» Texto fornecido
*-*-*

Essa descoberta não é instantânea. Pouco a pouco, cada um
vai dando um passo além do que haviam decidido nunca fazer durante uma processo
de divórcio. Quando advogados de altos custos e práticas vis entram em cena,
cada um vai enfiando mais o pé na lama de uma disputa onde os melhores
sentimentos que eles tinham (ou têm) um pelo outro são cada vez mais
irrelevantes. Para resumir aqui parcamente personalidades e relacionamentos que
o filme apresenta de formas impressionantemente complexas, Charlie é movido por
egoísmo. Nicole, por mágoa. E no ápice do conflito entre o casal, a desde já
eternamente clássica cena da briga na sala, ambos se desnudam de qualquer formalidade,
qualquer influência de seus advogados e, num crescendo de acusações, até mesmo
de qualquer civilidade. Tudo é posto na mesa e coisas que jamais deveriam ser
ditas, são, ainda que tragam, imediatamente, o mais profundo e desesperado
arrependimento.

*-*-*

» Instrução A
Segundo o texto sobre o divórcio de Charlie e Nicole, o que move Nicole?
» Instrução B
Escreva a continuação do texto sobre o divórcio de Charlie e Nicole a partir da última frase.

» Dados fornecidos
*-*-*

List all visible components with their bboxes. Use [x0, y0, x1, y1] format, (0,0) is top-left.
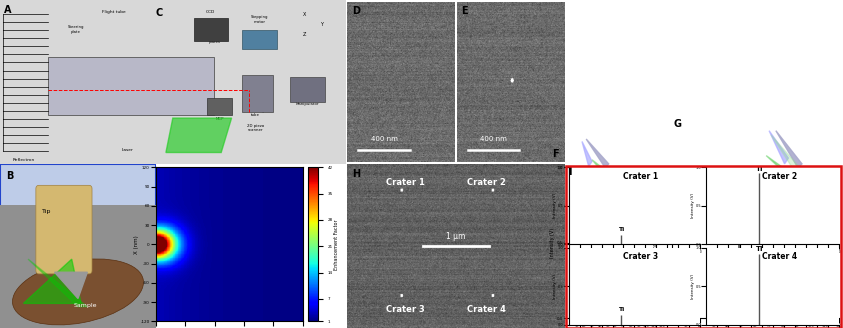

*-*-*

» Resposta A
A mágoa.

» Resposta B
Driver e Johansson estão monstruosos em cena! Cada cena é um
show, seja de sutilezas, seja de arroubos. O filme foi exaustiva e
meticulosamente ensaiado e filmado, com cada grande cena sendo repetida de 30 a
50 vezes, gastando uma quantidade impressionante de película Kodak 35 mm na qual
Baumbach decidiu rodar o filme, ainda que seja produzido por uma empresa de streaming.
A própria janela escolhida de 1,66:1 foi raramente utilizada em Hollywood (cuja
proporção plana usual é 1,85:1), mas foi padrão na Europa dos anos 60 a 90,
deixando ligeiras barras laterais nas telas de TV atuais (que são 1,78:1). Essa escolha de um quadro europeu, a
música onde Randy Newman disse ter se inspirado em Georges Delerue (compositor
de Truffaut), os closes nos quais Baumbach diz ter se inspirado em Persona de
Bergman, a recusa em santificar ou vilanizar um outro protagonista, pode ser
uma forma de Baumbach tentar nos apresentar algo diferente da mesmice com que
Hollywood enxerga relacionamentos, seja no conteúdo ou na forma.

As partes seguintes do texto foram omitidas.